* TASK OBJECTIVE:
Set the listing down again exactly, please, apart from its pictures.

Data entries
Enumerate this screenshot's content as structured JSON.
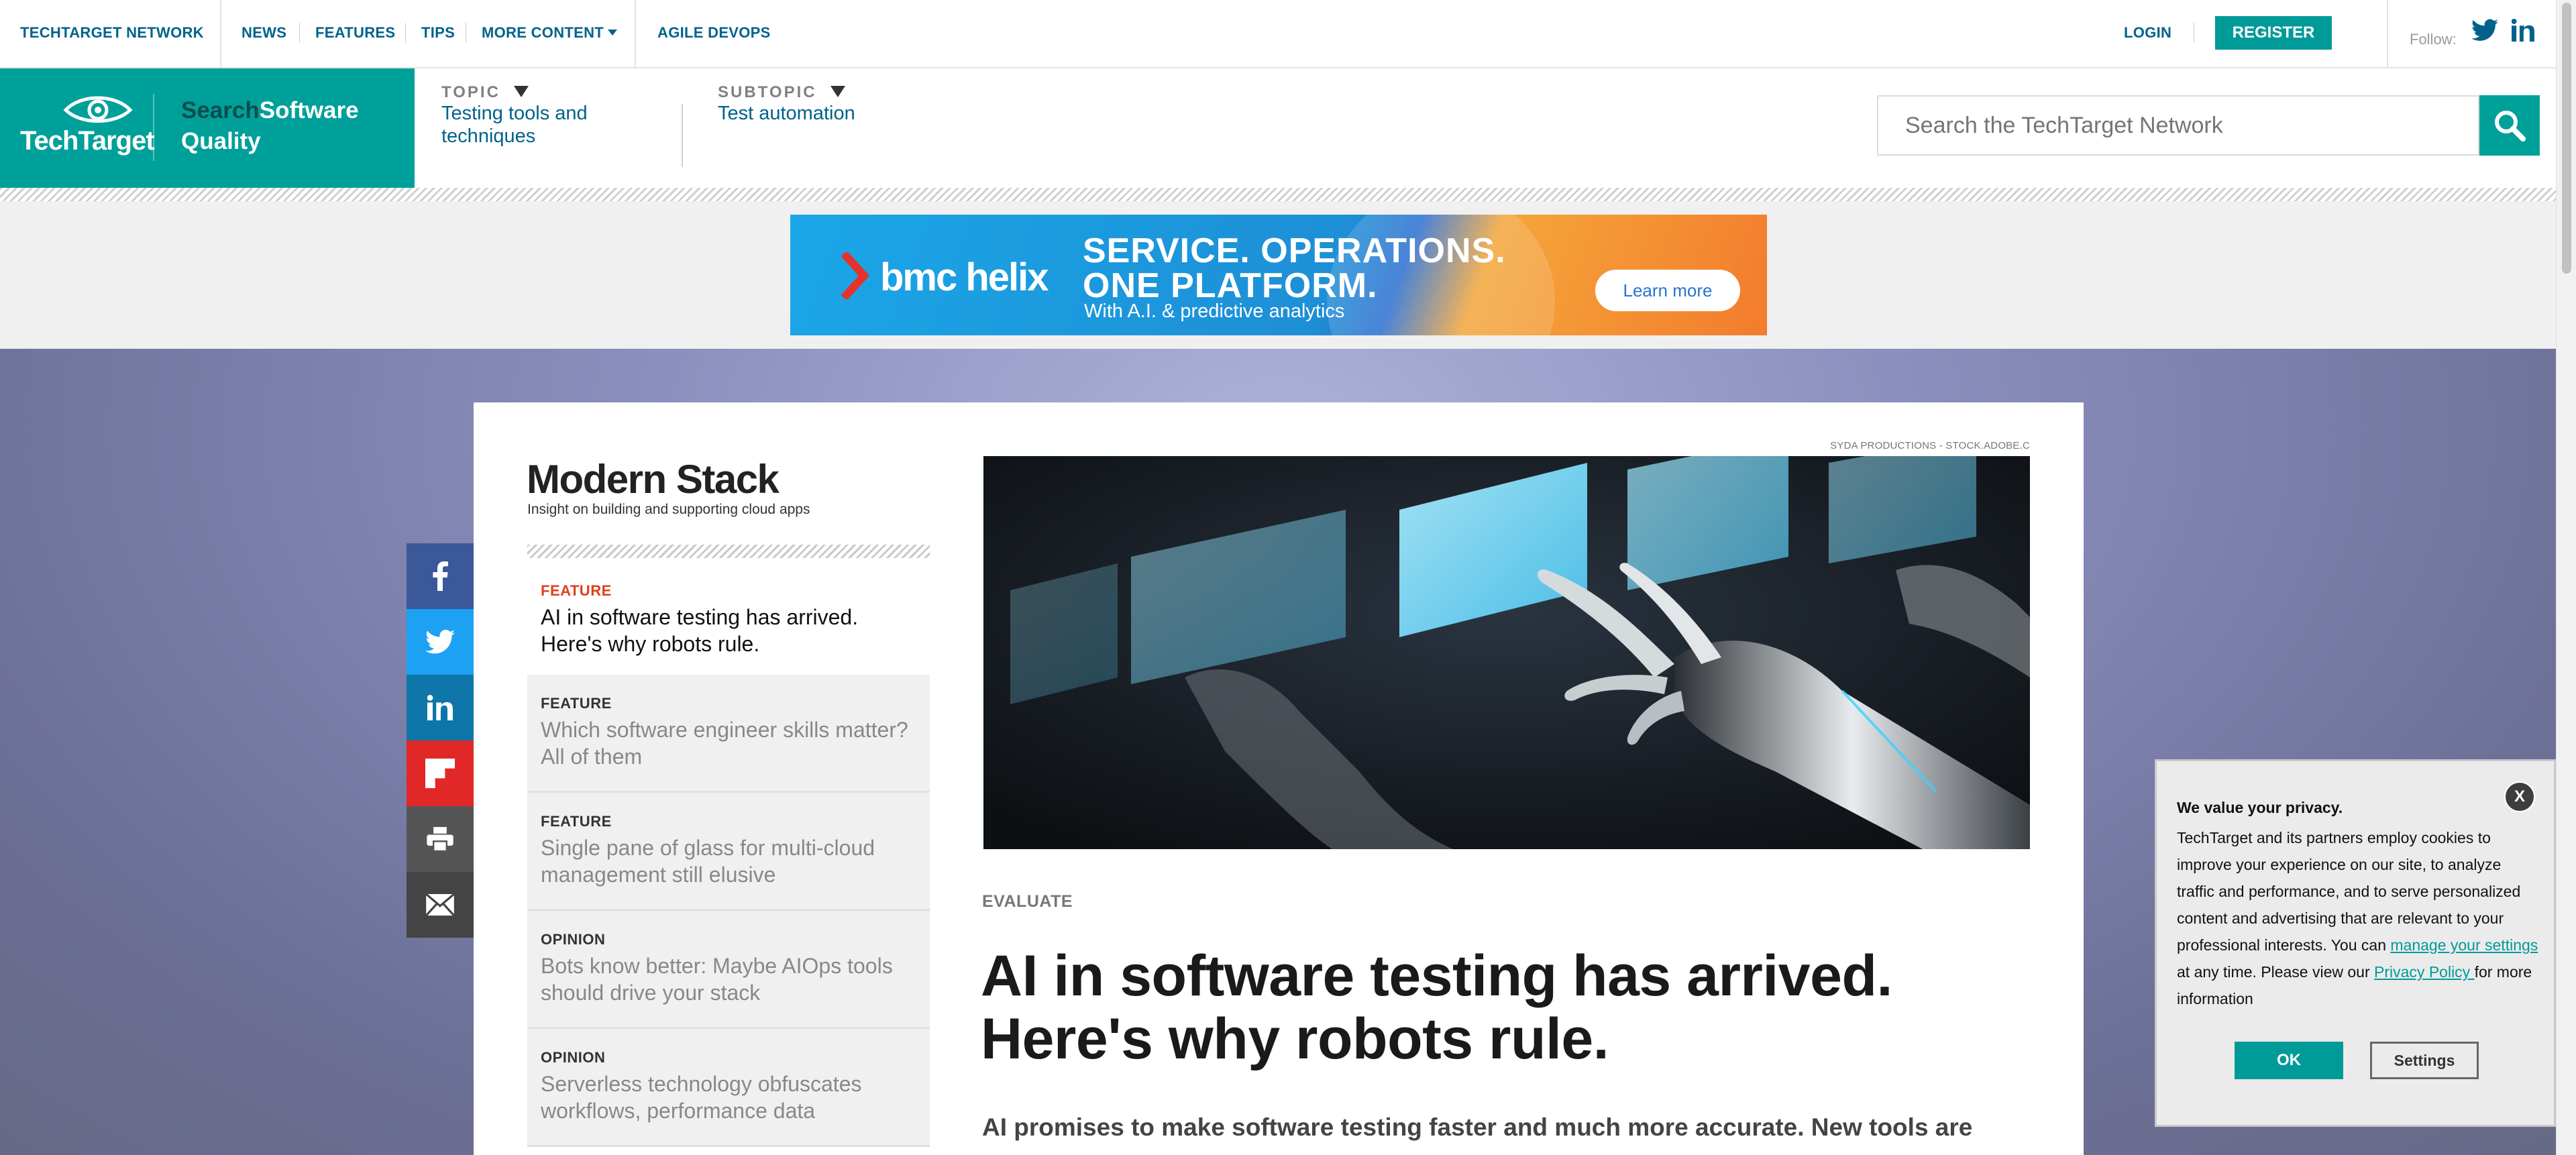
{
  "topnav": {
    "items": [
      "TECHTARGET NETWORK",
      "NEWS",
      "FEATURES",
      "TIPS",
      "MORE CONTENT",
      "AGILE DEVOPS"
    ],
    "login": "LOGIN",
    "register": "REGISTER",
    "follow": "Follow:"
  },
  "brand": {
    "logo": "TechTarget",
    "site_prefix": "Search",
    "site_name_1": "Software",
    "site_name_2": "Quality"
  },
  "topic": {
    "label": "TOPIC",
    "value_line1": "Testing tools and",
    "value_line2": "techniques"
  },
  "subtopic": {
    "label": "SUBTOPIC",
    "value": "Test automation"
  },
  "search": {
    "placeholder": "Search the TechTarget Network"
  },
  "ad": {
    "brand": "bmc helix",
    "headline_line1": "SERVICE. OPERATIONS.",
    "headline_line2": "ONE PLATFORM.",
    "subline": "With A.I. & predictive analytics",
    "cta": "Learn more"
  },
  "share": {
    "icons": [
      "facebook-icon",
      "twitter-icon",
      "linkedin-icon",
      "flipboard-icon",
      "print-icon",
      "email-icon"
    ],
    "colors": [
      "#3b5998",
      "#1da1f2",
      "#0e76a8",
      "#e12828",
      "#555555",
      "#444444"
    ]
  },
  "stack": {
    "title": "Modern Stack",
    "subtitle": "Insight on building and supporting cloud apps",
    "items": [
      {
        "type": "FEATURE",
        "headline": "AI in software testing has arrived. Here's why robots rule."
      },
      {
        "type": "FEATURE",
        "headline": "Which software engineer skills matter? All of them"
      },
      {
        "type": "FEATURE",
        "headline": "Single pane of glass for multi-cloud management still elusive"
      },
      {
        "type": "OPINION",
        "headline": "Bots know better: Maybe AIOps tools should drive your stack"
      },
      {
        "type": "OPINION",
        "headline": "Serverless technology obfuscates workflows, performance data"
      }
    ]
  },
  "article": {
    "image_credit": "SYDA PRODUCTIONS - STOCK.ADOBE.C",
    "category": "EVALUATE",
    "title": "AI in software testing has arrived. Here's why robots rule.",
    "lead": "AI promises to make software testing faster and much more accurate. New tools are"
  },
  "privacy": {
    "close": "X",
    "heading": "We value your privacy.",
    "body_1": "TechTarget and its partners employ cookies to improve your experience on our site, to analyze traffic and performance, and to serve personalized content and advertising that are relevant to your professional interests. You can ",
    "link_settings": "manage your settings",
    "body_2": " at any time. Please view our ",
    "link_policy": "Privacy Policy ",
    "body_3": "for more information",
    "ok": "OK",
    "settings": "Settings"
  },
  "colors": {
    "teal": "#00a09a",
    "link": "#00628b",
    "feature_red": "#e0401e"
  }
}
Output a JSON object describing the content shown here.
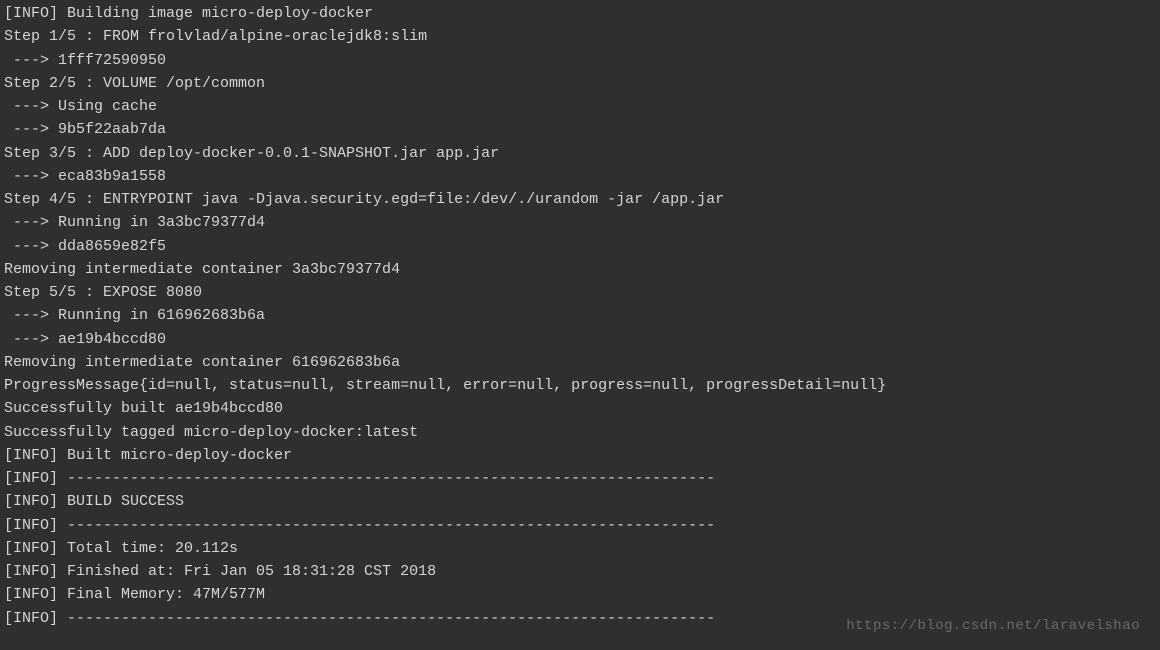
{
  "terminal": {
    "lines": [
      "[INFO] Building image micro-deploy-docker",
      "Step 1/5 : FROM frolvlad/alpine-oraclejdk8:slim",
      " ---> 1fff72590950",
      "Step 2/5 : VOLUME /opt/common",
      " ---> Using cache",
      " ---> 9b5f22aab7da",
      "Step 3/5 : ADD deploy-docker-0.0.1-SNAPSHOT.jar app.jar",
      " ---> eca83b9a1558",
      "Step 4/5 : ENTRYPOINT java -Djava.security.egd=file:/dev/./urandom -jar /app.jar",
      " ---> Running in 3a3bc79377d4",
      " ---> dda8659e82f5",
      "Removing intermediate container 3a3bc79377d4",
      "Step 5/5 : EXPOSE 8080",
      " ---> Running in 616962683b6a",
      " ---> ae19b4bccd80",
      "Removing intermediate container 616962683b6a",
      "ProgressMessage{id=null, status=null, stream=null, error=null, progress=null, progressDetail=null}",
      "Successfully built ae19b4bccd80",
      "Successfully tagged micro-deploy-docker:latest",
      "[INFO] Built micro-deploy-docker",
      "[INFO] ------------------------------------------------------------------------",
      "[INFO] BUILD SUCCESS",
      "[INFO] ------------------------------------------------------------------------",
      "[INFO] Total time: 20.112s",
      "[INFO] Finished at: Fri Jan 05 18:31:28 CST 2018",
      "[INFO] Final Memory: 47M/577M",
      "[INFO] ------------------------------------------------------------------------"
    ]
  },
  "watermark": "https://blog.csdn.net/laravelshao"
}
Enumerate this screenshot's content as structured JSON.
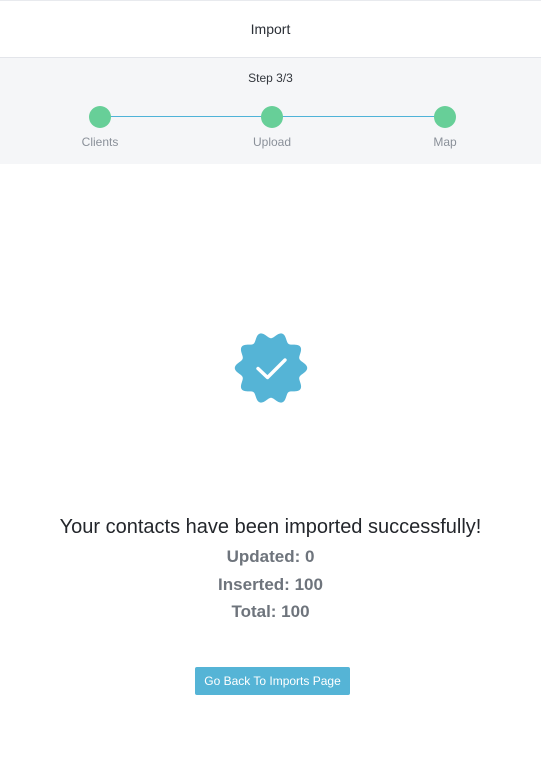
{
  "header": {
    "title": "Import"
  },
  "stepper": {
    "step_text": "Step 3/3",
    "steps": [
      {
        "label": "Clients"
      },
      {
        "label": "Upload"
      },
      {
        "label": "Map"
      }
    ]
  },
  "result": {
    "icon": "check-badge-icon",
    "message": "Your contacts have been imported successfully!",
    "updated": "Updated: 0",
    "inserted": "Inserted: 100",
    "total": "Total: 100"
  },
  "actions": {
    "back_label": "Go Back To Imports Page"
  },
  "colors": {
    "step_done": "#67cf98",
    "step_line": "#4fb3d8",
    "badge": "#55b4d6",
    "button": "#55b4d6"
  }
}
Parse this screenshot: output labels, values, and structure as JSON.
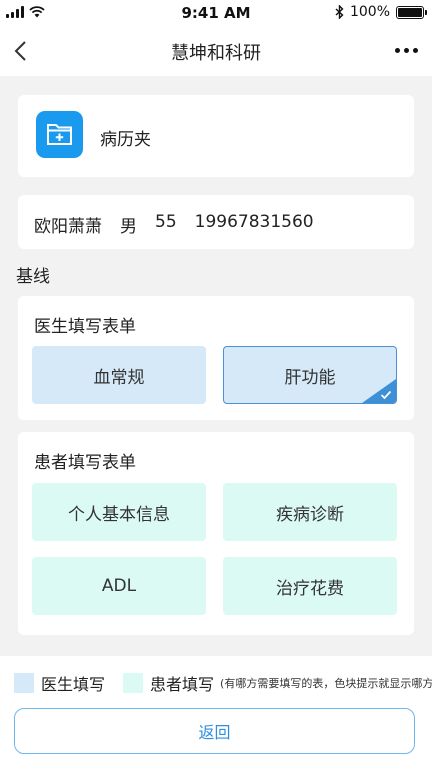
{
  "status_bar": {
    "time": "9:41 AM",
    "battery_text": "100%",
    "battery_level": 1.0
  },
  "nav": {
    "title": "慧坤和科研",
    "back_icon": "chevron-left-icon",
    "more_icon": "more-dots-icon"
  },
  "folder": {
    "label": "病历夹",
    "icon": "medical-folder-icon",
    "icon_color": "#1a9aef"
  },
  "patient": {
    "name": "欧阳萧萧",
    "gender": "男",
    "age": "55",
    "phone": "19967831560"
  },
  "baseline": {
    "title": "基线"
  },
  "doctor_forms": {
    "title": "医生填写表单",
    "items": [
      {
        "label": "血常规",
        "selected": false
      },
      {
        "label": "肝功能",
        "selected": true
      }
    ]
  },
  "patient_forms": {
    "title": "患者填写表单",
    "items": [
      {
        "label": "个人基本信息"
      },
      {
        "label": "疾病诊断"
      },
      {
        "label": "ADL"
      },
      {
        "label": "治疗花费"
      }
    ]
  },
  "legend": {
    "doctor_label": "医生填写",
    "patient_label": "患者填写",
    "note": "(有哪方需要填写的表，色块提示就显示哪方)",
    "doctor_color": "#d6e9f8",
    "patient_color": "#dbfaf3"
  },
  "footer": {
    "back_label": "返回"
  },
  "colors": {
    "accent": "#2d8fe0",
    "selected_corner": "#3d8fd6"
  }
}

* THE RESPONSE:
Enumerate this screenshot's content as structured JSON.
{
  "topnav": {
    "items": [
      "TECHTARGET NETWORK",
      "NEWS",
      "FEATURES",
      "TIPS",
      "MORE CONTENT",
      "AGILE DEVOPS"
    ],
    "login": "LOGIN",
    "register": "REGISTER",
    "follow": "Follow:"
  },
  "brand": {
    "logo": "TechTarget",
    "site_prefix": "Search",
    "site_name_1": "Software",
    "site_name_2": "Quality"
  },
  "topic": {
    "label": "TOPIC",
    "value_line1": "Testing tools and",
    "value_line2": "techniques"
  },
  "subtopic": {
    "label": "SUBTOPIC",
    "value": "Test automation"
  },
  "search": {
    "placeholder": "Search the TechTarget Network"
  },
  "ad": {
    "brand": "bmc helix",
    "headline_line1": "SERVICE. OPERATIONS.",
    "headline_line2": "ONE PLATFORM.",
    "subline": "With A.I. & predictive analytics",
    "cta": "Learn more"
  },
  "share": {
    "icons": [
      "facebook-icon",
      "twitter-icon",
      "linkedin-icon",
      "flipboard-icon",
      "print-icon",
      "email-icon"
    ],
    "colors": [
      "#3b5998",
      "#1da1f2",
      "#0e76a8",
      "#e12828",
      "#555555",
      "#444444"
    ]
  },
  "stack": {
    "title": "Modern Stack",
    "subtitle": "Insight on building and supporting cloud apps",
    "items": [
      {
        "type": "FEATURE",
        "headline": "AI in software testing has arrived. Here's why robots rule."
      },
      {
        "type": "FEATURE",
        "headline": "Which software engineer skills matter? All of them"
      },
      {
        "type": "FEATURE",
        "headline": "Single pane of glass for multi-cloud management still elusive"
      },
      {
        "type": "OPINION",
        "headline": "Bots know better: Maybe AIOps tools should drive your stack"
      },
      {
        "type": "OPINION",
        "headline": "Serverless technology obfuscates workflows, performance data"
      }
    ]
  },
  "article": {
    "image_credit": "SYDA PRODUCTIONS - STOCK.ADOBE.C",
    "category": "EVALUATE",
    "title": "AI in software testing has arrived. Here's why robots rule.",
    "lead": "AI promises to make software testing faster and much more accurate. New tools are"
  },
  "privacy": {
    "close": "X",
    "heading": "We value your privacy.",
    "body_1": "TechTarget and its partners employ cookies to improve your experience on our site, to analyze traffic and performance, and to serve personalized content and advertising that are relevant to your professional interests. You can ",
    "link_settings": "manage your settings",
    "body_2": " at any time. Please view our ",
    "link_policy": "Privacy Policy ",
    "body_3": "for more information",
    "ok": "OK",
    "settings": "Settings"
  },
  "colors": {
    "teal": "#00a09a",
    "link": "#00628b",
    "feature_red": "#e0401e"
  }
}
Output a JSON object describing the content shown here.
{
  "terminal": {
    "lines": [
      "[INFO] Building image micro-deploy-docker",
      "Step 1/5 : FROM frolvlad/alpine-oraclejdk8:slim",
      " ---> 1fff72590950",
      "Step 2/5 : VOLUME /opt/common",
      " ---> Using cache",
      " ---> 9b5f22aab7da",
      "Step 3/5 : ADD deploy-docker-0.0.1-SNAPSHOT.jar app.jar",
      " ---> eca83b9a1558",
      "Step 4/5 : ENTRYPOINT java -Djava.security.egd=file:/dev/./urandom -jar /app.jar",
      " ---> Running in 3a3bc79377d4",
      " ---> dda8659e82f5",
      "Removing intermediate container 3a3bc79377d4",
      "Step 5/5 : EXPOSE 8080",
      " ---> Running in 616962683b6a",
      " ---> ae19b4bccd80",
      "Removing intermediate container 616962683b6a",
      "ProgressMessage{id=null, status=null, stream=null, error=null, progress=null, progressDetail=null}",
      "Successfully built ae19b4bccd80",
      "Successfully tagged micro-deploy-docker:latest",
      "[INFO] Built micro-deploy-docker",
      "[INFO] ------------------------------------------------------------------------",
      "[INFO] BUILD SUCCESS",
      "[INFO] ------------------------------------------------------------------------",
      "[INFO] Total time: 20.112s",
      "[INFO] Finished at: Fri Jan 05 18:31:28 CST 2018",
      "[INFO] Final Memory: 47M/577M",
      "[INFO] ------------------------------------------------------------------------"
    ]
  },
  "watermark": "https://blog.csdn.net/laravelshao"
}
Enumerate this screenshot's content as structured JSON.
{
  "header": {
    "title": "Import"
  },
  "stepper": {
    "step_text": "Step 3/3",
    "steps": [
      {
        "label": "Clients"
      },
      {
        "label": "Upload"
      },
      {
        "label": "Map"
      }
    ]
  },
  "result": {
    "icon": "check-badge-icon",
    "message": "Your contacts have been imported successfully!",
    "updated": "Updated: 0",
    "inserted": "Inserted: 100",
    "total": "Total: 100"
  },
  "actions": {
    "back_label": "Go Back To Imports Page"
  },
  "colors": {
    "step_done": "#67cf98",
    "step_line": "#4fb3d8",
    "badge": "#55b4d6",
    "button": "#55b4d6"
  }
}
Parse this screenshot: output labels, values, and structure as JSON.
{
  "status_bar": {
    "time": "9:41 AM",
    "battery_text": "100%",
    "battery_level": 1.0
  },
  "nav": {
    "title": "慧坤和科研",
    "back_icon": "chevron-left-icon",
    "more_icon": "more-dots-icon"
  },
  "folder": {
    "label": "病历夹",
    "icon": "medical-folder-icon",
    "icon_color": "#1a9aef"
  },
  "patient": {
    "name": "欧阳萧萧",
    "gender": "男",
    "age": "55",
    "phone": "19967831560"
  },
  "baseline": {
    "title": "基线"
  },
  "doctor_forms": {
    "title": "医生填写表单",
    "items": [
      {
        "label": "血常规",
        "selected": false
      },
      {
        "label": "肝功能",
        "selected": true
      }
    ]
  },
  "patient_forms": {
    "title": "患者填写表单",
    "items": [
      {
        "label": "个人基本信息"
      },
      {
        "label": "疾病诊断"
      },
      {
        "label": "ADL"
      },
      {
        "label": "治疗花费"
      }
    ]
  },
  "legend": {
    "doctor_label": "医生填写",
    "patient_label": "患者填写",
    "note": "(有哪方需要填写的表，色块提示就显示哪方)",
    "doctor_color": "#d6e9f8",
    "patient_color": "#dbfaf3"
  },
  "footer": {
    "back_label": "返回"
  },
  "colors": {
    "accent": "#2d8fe0",
    "selected_corner": "#3d8fd6"
  }
}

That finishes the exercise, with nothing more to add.